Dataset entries
+++

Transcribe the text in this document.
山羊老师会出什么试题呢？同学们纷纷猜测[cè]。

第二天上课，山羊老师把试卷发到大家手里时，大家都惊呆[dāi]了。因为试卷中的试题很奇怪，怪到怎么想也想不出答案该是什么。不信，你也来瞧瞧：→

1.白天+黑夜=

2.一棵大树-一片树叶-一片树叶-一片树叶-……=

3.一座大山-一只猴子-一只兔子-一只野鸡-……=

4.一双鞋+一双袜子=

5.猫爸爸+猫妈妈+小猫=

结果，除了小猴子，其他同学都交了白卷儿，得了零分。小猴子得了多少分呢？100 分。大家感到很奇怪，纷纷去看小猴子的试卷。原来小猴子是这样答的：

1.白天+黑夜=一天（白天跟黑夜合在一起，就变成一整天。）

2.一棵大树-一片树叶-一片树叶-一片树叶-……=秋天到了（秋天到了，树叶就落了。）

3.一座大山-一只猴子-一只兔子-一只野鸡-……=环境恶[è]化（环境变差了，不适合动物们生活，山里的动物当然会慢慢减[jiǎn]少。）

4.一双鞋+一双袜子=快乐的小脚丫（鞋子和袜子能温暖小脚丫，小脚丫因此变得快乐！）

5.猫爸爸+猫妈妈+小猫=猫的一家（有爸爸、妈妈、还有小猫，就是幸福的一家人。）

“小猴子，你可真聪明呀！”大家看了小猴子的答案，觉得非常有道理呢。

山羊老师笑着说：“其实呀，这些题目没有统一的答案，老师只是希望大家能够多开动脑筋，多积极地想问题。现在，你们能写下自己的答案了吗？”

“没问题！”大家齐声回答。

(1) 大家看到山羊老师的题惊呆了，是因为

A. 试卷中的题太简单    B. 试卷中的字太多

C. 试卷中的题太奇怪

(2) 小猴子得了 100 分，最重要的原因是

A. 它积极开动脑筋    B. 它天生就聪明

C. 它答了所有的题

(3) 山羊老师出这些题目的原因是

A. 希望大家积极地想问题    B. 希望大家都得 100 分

+++

- Problem to solve -
Your task is to quote the listing above word for word.

- Solution to this problem -
Transcribe the text in this document.
山羊老师会出什么试题呢？同学们纷纷猜测[cè]。

第二天上课，山羊老师把试卷发到大家手里时，大家都惊呆[dāi]了。因为试卷中的试题很奇怪，怪到怎么想也想不出答案该是什么。不信，你也来瞧瞧：→

1.白天+黑夜=

2.一棵大树-一片树叶-一片树叶-一片树叶-……=

3.一座大山-一只猴子-一只兔子-一只野鸡-……=

4.一双鞋+一双袜子=

5.猫爸爸+猫妈妈+小猫=

结果，除了小猴子，其他同学都交了白卷儿，得了零分。小猴子得了多少分呢？100 分。大家感到很奇怪，纷纷去看小猴子的试卷。原来小猴子是这样答的：

1.白天+黑夜=一天（白天跟黑夜合在一起，就变成一整天。）

2.一棵大树-一片树叶-一片树叶-一片树叶-……=秋天到了（秋天到了，树叶就落了。）

3.一座大山-一只猴子-一只兔子-一只野鸡-……=环境恶[è]化（环境变差了，不适合动物们生活，山里的动物当然会慢慢减[jiǎn]少。）

4.一双鞋+一双袜子=快乐的小脚丫（鞋子和袜子能温暖小脚丫，小脚丫因此变得快乐！）

5.猫爸爸+猫妈妈+小猫=猫的一家（有爸爸、妈妈、还有小猫，就是幸福的一家人。）

“小猴子，你可真聪明呀！”大家看了小猴子的答案，觉得非常有道理呢。

山羊老师笑着说：“其实呀，这些题目没有统一的答案，老师只是希望大家能够多开动脑筋，多积极地想问题。现在，你们能写下自己的答案了吗？”

“没问题！”大家齐声回答。

(1) 大家看到山羊老师的题惊呆了，是因为

A. 试卷中的题太简单    B. 试卷中的字太多

C. 试卷中的题太奇怪

(2) 小猴子得了 100 分，最重要的原因是

A. 它积极开动脑筋    B. 它天生就聪明

C. 它答了所有的题

(3) 山羊老师出这些题目的原因是

A. 希望大家积极地想问题    B. 希望大家都得 100 分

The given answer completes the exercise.